Start of Given records

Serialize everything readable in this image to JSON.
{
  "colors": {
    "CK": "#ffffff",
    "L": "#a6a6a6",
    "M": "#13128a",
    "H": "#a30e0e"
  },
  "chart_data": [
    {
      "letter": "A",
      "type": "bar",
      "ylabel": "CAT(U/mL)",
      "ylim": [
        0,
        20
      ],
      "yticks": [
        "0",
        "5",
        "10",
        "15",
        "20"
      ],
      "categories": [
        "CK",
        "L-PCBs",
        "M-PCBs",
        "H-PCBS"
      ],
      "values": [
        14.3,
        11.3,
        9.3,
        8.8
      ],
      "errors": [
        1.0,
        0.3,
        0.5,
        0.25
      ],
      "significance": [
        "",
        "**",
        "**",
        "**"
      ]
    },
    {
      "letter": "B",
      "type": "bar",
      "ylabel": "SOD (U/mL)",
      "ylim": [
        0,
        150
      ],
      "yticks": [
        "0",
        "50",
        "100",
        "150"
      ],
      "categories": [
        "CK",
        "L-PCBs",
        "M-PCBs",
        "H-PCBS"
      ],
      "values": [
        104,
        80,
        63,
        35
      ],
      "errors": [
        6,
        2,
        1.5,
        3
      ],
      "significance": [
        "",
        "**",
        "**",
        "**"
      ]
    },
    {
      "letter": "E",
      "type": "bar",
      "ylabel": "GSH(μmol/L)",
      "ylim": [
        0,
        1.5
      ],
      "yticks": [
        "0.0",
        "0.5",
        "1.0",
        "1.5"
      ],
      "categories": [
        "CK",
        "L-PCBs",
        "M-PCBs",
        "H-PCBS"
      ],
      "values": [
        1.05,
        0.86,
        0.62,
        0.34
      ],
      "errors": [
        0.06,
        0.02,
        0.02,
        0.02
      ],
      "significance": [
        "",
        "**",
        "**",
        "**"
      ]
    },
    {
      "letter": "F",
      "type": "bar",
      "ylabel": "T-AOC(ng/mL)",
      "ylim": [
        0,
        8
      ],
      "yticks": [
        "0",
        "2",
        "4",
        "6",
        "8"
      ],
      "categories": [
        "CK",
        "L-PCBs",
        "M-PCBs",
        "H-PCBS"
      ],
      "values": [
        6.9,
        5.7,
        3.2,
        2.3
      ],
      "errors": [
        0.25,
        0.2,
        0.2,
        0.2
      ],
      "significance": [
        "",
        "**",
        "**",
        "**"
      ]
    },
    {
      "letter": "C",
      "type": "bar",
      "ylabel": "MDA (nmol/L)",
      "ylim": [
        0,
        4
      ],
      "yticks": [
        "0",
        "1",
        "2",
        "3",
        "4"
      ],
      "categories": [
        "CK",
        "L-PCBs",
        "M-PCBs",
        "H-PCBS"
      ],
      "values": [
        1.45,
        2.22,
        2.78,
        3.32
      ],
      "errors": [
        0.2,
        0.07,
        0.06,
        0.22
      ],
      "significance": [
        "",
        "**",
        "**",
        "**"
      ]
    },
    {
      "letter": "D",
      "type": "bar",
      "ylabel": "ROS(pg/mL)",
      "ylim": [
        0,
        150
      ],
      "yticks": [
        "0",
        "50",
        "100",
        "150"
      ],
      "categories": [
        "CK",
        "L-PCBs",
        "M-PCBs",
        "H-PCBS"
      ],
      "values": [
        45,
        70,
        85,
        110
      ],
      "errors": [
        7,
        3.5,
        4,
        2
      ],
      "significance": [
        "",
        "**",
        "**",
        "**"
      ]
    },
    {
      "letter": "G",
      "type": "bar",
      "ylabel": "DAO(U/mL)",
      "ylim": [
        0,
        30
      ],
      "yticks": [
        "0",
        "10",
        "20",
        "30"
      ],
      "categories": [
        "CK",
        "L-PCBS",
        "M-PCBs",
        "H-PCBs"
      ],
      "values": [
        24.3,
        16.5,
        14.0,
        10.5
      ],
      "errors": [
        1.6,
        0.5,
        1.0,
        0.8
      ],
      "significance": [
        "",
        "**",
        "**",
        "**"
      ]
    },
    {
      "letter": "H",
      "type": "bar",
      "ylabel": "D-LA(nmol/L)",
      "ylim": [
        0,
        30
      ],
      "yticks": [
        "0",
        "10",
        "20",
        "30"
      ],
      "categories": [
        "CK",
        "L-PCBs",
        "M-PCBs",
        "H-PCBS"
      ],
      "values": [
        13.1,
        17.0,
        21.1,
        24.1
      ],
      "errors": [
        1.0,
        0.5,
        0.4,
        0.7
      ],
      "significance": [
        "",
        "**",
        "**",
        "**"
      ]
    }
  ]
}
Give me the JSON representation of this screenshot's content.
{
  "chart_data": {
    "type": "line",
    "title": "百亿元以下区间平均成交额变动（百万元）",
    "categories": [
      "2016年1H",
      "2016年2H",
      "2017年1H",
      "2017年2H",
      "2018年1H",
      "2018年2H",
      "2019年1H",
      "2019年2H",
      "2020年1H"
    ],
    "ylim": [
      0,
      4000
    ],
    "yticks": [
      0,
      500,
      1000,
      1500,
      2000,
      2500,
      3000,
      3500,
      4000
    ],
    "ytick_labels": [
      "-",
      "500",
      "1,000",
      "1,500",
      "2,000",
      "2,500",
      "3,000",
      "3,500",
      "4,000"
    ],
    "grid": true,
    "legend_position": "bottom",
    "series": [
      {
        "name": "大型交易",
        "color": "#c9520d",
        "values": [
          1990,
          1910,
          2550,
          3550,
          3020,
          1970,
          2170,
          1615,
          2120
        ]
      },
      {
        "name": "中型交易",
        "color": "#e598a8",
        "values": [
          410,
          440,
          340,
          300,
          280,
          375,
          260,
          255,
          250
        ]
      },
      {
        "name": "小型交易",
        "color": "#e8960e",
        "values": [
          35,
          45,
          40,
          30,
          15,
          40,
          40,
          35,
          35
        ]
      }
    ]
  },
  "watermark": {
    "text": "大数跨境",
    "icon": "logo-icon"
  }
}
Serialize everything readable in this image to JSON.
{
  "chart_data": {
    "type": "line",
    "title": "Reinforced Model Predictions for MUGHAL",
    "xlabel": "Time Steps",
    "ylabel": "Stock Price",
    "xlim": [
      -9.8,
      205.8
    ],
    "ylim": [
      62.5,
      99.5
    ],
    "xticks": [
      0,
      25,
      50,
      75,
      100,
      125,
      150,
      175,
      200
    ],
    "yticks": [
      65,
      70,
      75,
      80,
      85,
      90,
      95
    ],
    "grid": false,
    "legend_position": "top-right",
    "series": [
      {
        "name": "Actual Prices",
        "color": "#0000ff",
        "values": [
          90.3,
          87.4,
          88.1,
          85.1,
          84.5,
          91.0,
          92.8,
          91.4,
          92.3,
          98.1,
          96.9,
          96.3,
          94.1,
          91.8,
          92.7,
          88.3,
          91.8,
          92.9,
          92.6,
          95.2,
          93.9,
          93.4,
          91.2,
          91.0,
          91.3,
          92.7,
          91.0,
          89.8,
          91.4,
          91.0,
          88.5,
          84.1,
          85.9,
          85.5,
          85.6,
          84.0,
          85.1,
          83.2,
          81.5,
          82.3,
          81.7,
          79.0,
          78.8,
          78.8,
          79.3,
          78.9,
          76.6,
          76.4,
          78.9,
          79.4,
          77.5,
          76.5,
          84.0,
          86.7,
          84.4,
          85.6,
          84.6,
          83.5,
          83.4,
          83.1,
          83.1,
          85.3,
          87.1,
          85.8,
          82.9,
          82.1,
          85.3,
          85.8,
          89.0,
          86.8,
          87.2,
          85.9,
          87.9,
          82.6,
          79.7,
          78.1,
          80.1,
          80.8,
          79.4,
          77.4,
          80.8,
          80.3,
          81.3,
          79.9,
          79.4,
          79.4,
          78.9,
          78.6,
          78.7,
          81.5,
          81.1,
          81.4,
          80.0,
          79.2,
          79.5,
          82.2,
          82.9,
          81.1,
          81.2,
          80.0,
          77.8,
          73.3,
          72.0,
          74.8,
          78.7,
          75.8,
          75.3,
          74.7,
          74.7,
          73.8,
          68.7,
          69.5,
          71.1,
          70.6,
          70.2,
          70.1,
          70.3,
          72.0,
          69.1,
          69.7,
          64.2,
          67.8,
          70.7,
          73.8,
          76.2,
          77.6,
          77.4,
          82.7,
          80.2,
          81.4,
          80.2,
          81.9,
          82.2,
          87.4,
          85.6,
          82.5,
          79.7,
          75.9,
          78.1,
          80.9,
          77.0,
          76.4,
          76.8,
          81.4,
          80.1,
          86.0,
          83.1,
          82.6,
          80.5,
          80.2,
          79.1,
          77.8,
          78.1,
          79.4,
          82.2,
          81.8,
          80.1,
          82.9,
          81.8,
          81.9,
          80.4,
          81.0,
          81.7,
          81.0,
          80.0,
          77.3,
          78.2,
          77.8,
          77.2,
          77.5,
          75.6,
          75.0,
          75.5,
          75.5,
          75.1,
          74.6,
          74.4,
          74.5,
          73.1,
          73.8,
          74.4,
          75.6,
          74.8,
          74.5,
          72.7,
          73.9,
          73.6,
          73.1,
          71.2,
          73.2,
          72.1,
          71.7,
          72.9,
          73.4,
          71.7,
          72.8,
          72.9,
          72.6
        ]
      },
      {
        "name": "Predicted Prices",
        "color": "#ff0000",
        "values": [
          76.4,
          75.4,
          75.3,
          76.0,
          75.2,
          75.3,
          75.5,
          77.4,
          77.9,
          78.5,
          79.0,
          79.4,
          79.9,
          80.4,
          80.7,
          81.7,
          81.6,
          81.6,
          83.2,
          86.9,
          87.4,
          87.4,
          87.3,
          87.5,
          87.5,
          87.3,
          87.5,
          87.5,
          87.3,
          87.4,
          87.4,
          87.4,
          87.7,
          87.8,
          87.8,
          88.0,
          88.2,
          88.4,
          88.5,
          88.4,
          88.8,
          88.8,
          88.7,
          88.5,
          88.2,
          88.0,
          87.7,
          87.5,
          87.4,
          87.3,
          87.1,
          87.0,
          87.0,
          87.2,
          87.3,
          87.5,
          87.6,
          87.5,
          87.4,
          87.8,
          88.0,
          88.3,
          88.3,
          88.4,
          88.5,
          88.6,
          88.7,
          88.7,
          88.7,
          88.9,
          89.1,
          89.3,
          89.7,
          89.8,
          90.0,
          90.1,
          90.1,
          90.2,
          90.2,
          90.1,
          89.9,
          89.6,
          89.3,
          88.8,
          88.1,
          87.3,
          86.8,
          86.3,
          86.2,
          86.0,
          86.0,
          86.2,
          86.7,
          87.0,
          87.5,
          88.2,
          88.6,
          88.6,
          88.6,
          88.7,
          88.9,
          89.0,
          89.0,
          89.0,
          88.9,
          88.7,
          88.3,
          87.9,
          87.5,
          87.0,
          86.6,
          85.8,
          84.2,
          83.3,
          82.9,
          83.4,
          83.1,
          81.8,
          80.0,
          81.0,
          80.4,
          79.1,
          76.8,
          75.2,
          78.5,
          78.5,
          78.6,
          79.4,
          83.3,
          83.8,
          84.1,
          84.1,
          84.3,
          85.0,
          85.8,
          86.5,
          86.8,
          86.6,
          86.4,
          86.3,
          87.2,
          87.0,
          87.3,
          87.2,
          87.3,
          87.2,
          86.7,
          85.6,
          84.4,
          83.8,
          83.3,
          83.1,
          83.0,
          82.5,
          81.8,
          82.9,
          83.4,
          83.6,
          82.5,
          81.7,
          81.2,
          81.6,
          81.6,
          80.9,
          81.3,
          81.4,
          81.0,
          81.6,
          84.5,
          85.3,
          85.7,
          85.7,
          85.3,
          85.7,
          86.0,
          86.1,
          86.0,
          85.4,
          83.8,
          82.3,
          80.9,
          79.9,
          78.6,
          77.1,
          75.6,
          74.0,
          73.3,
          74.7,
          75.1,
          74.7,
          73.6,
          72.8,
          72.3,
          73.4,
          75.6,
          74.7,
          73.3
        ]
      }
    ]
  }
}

End of Given records

(The exercise) From the entries above, return each line with the word "Prices" in it.

(Written solution)
        "name": "Actual Prices",
        "name": "Predicted Prices",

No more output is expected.